MATERIAL PROVIDED:

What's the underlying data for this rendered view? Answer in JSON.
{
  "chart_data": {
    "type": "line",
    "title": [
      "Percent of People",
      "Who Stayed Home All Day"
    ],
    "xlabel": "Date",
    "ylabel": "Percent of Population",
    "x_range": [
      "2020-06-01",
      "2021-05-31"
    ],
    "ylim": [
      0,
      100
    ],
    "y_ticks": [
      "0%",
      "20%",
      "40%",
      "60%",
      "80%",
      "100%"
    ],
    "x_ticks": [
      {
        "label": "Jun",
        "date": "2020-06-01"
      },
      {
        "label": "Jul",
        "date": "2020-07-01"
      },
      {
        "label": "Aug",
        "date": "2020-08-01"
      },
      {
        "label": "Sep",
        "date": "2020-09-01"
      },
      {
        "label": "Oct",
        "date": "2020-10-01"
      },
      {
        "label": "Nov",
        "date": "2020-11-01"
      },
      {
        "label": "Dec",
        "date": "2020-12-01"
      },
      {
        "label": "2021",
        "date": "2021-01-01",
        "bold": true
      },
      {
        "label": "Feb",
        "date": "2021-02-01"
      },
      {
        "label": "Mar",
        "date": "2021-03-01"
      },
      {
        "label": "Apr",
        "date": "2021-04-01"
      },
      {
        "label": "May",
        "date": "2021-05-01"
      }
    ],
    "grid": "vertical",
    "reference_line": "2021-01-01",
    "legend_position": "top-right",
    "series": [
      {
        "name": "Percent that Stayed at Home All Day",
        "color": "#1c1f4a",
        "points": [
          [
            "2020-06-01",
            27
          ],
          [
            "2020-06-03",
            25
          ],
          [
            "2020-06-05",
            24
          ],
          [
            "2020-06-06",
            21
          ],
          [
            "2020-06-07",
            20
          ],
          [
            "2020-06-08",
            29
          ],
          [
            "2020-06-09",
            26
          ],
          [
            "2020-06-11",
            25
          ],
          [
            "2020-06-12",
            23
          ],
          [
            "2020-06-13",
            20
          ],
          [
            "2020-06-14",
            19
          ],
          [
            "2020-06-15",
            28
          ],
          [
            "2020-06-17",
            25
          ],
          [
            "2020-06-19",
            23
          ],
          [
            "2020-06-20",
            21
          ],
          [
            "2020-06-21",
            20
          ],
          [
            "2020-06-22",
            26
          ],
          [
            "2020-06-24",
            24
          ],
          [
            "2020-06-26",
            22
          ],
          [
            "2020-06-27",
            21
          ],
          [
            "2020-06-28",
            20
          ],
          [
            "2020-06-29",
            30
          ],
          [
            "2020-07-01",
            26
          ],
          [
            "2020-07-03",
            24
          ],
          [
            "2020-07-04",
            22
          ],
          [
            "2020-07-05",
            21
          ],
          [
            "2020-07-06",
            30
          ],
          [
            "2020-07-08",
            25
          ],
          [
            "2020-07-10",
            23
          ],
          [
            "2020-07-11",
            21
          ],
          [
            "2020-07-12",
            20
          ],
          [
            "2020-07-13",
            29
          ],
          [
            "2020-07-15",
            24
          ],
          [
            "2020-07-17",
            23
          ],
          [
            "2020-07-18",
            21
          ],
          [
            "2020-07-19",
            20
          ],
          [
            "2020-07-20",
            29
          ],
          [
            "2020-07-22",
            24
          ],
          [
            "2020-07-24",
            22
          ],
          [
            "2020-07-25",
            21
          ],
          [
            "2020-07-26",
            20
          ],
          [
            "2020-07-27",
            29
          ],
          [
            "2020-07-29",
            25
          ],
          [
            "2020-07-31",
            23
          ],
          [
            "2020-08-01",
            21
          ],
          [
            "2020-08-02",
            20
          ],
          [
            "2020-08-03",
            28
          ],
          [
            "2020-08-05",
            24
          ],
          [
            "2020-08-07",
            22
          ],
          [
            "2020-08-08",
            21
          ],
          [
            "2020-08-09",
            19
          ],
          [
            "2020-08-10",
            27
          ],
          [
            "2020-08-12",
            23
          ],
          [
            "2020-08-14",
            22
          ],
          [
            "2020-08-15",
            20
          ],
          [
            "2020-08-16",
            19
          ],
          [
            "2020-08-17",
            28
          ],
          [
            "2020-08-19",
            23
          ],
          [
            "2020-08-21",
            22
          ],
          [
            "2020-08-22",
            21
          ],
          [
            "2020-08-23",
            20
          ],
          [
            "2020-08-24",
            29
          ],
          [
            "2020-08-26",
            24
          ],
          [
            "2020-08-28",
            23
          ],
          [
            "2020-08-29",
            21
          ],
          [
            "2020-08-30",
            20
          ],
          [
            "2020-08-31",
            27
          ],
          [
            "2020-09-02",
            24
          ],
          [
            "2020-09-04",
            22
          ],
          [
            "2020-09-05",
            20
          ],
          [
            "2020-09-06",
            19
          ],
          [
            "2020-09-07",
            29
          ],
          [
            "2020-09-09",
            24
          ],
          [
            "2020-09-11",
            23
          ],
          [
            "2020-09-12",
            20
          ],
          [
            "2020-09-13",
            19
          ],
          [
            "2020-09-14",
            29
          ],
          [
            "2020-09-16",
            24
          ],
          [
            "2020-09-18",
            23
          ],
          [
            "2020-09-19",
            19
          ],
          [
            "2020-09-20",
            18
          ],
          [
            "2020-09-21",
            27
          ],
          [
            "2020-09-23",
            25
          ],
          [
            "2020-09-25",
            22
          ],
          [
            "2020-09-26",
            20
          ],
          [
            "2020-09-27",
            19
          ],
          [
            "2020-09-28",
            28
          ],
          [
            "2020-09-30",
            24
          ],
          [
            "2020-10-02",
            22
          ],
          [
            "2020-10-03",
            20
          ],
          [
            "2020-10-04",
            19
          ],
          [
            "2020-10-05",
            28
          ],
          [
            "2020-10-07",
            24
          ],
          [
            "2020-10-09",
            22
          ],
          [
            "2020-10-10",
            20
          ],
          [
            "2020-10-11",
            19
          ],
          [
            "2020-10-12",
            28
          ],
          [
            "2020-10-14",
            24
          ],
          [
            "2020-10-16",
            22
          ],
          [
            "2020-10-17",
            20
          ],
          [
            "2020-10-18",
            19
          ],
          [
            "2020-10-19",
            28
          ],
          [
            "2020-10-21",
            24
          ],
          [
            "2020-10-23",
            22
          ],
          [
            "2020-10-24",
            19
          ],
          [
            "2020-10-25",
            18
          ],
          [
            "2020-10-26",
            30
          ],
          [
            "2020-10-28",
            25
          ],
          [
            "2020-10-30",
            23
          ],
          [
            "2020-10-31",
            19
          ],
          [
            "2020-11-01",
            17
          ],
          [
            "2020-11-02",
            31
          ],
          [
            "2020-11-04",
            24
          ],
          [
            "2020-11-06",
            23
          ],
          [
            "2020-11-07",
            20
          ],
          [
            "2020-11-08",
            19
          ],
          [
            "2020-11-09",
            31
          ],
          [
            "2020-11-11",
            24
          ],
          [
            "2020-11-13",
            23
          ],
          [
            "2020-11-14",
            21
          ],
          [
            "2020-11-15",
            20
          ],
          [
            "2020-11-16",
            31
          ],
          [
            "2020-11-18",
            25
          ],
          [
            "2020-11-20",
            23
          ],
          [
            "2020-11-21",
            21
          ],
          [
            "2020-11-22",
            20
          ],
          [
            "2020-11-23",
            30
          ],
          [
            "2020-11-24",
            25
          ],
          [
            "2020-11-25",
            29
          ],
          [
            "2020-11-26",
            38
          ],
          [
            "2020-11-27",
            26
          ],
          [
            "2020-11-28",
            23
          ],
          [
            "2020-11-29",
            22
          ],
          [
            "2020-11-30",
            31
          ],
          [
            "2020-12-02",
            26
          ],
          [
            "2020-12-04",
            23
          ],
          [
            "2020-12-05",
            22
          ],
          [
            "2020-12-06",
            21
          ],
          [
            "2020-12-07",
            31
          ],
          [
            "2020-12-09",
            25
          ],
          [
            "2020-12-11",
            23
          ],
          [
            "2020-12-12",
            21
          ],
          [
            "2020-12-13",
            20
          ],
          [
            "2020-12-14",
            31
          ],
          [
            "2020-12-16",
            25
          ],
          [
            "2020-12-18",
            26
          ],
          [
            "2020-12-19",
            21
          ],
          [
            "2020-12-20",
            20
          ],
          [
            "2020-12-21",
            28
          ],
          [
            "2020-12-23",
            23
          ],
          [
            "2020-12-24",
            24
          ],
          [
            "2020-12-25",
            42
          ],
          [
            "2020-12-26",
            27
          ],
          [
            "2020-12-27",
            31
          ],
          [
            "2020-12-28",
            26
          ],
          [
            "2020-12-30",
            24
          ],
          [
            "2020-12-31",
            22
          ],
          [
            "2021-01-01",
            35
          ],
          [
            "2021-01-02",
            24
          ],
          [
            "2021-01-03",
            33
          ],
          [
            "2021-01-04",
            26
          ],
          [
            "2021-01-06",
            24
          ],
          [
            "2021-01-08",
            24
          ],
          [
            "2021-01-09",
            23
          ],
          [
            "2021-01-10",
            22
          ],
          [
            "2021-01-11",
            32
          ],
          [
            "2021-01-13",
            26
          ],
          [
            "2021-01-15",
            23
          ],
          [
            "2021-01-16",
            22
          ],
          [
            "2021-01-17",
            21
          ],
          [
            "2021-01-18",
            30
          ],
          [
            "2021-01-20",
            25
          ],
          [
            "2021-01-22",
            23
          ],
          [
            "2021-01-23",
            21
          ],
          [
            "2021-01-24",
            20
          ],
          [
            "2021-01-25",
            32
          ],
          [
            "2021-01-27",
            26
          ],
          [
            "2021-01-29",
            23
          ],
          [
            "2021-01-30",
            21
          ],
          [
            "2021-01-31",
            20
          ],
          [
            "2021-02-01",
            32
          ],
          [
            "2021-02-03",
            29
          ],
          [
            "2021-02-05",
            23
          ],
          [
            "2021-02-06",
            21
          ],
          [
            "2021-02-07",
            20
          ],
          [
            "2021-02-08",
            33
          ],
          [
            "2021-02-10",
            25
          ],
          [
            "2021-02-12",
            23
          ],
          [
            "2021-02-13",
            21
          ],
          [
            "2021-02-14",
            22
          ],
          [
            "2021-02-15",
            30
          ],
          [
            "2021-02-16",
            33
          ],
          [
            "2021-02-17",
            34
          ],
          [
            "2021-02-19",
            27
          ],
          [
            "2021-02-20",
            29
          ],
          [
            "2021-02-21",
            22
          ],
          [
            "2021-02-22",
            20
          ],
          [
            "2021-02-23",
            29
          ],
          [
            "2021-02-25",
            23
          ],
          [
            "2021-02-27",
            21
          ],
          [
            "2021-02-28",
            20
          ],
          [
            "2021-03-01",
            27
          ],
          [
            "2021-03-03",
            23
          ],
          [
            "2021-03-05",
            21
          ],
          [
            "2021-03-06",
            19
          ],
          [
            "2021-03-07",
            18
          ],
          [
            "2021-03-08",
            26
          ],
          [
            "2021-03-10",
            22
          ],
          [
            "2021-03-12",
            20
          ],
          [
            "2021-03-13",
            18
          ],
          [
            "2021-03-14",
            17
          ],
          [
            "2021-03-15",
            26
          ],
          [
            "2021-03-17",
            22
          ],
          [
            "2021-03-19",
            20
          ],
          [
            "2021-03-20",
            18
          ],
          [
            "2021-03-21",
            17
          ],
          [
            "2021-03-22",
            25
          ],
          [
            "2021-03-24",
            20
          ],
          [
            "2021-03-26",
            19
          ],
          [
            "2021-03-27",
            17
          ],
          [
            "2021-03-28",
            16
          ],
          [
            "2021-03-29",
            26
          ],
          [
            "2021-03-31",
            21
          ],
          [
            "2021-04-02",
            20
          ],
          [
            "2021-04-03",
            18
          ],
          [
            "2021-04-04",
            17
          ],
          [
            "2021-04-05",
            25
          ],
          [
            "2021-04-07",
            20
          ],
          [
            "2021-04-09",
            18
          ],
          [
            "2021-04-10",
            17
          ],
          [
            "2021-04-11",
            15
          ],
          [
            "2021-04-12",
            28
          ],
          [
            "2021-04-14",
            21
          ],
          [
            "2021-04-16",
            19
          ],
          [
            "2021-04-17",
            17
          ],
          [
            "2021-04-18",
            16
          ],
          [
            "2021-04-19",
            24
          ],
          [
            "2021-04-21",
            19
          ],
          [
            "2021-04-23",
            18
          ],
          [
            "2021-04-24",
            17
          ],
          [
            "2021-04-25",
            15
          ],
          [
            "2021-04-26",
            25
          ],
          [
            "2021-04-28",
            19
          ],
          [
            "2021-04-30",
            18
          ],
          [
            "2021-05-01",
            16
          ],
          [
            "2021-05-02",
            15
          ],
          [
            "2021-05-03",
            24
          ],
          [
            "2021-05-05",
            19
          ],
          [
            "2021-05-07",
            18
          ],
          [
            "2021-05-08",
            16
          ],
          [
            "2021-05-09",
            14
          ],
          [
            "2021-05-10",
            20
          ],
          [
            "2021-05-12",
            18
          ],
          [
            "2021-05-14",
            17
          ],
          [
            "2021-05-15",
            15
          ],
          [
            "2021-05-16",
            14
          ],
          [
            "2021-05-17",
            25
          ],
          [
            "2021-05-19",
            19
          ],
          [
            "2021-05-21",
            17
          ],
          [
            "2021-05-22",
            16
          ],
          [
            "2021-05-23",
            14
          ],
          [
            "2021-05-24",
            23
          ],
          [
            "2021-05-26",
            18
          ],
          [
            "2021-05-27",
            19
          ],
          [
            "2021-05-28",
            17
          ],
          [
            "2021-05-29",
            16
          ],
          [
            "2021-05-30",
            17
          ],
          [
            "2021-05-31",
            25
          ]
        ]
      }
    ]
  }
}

EXERCISE AIM:
In the records above, locate the lines holding the word "Stayed". Copy each of them.

OUTPUT OF THE TASK:
      "Who Stayed Home All Day"
        "name": "Percent that Stayed at Home All Day",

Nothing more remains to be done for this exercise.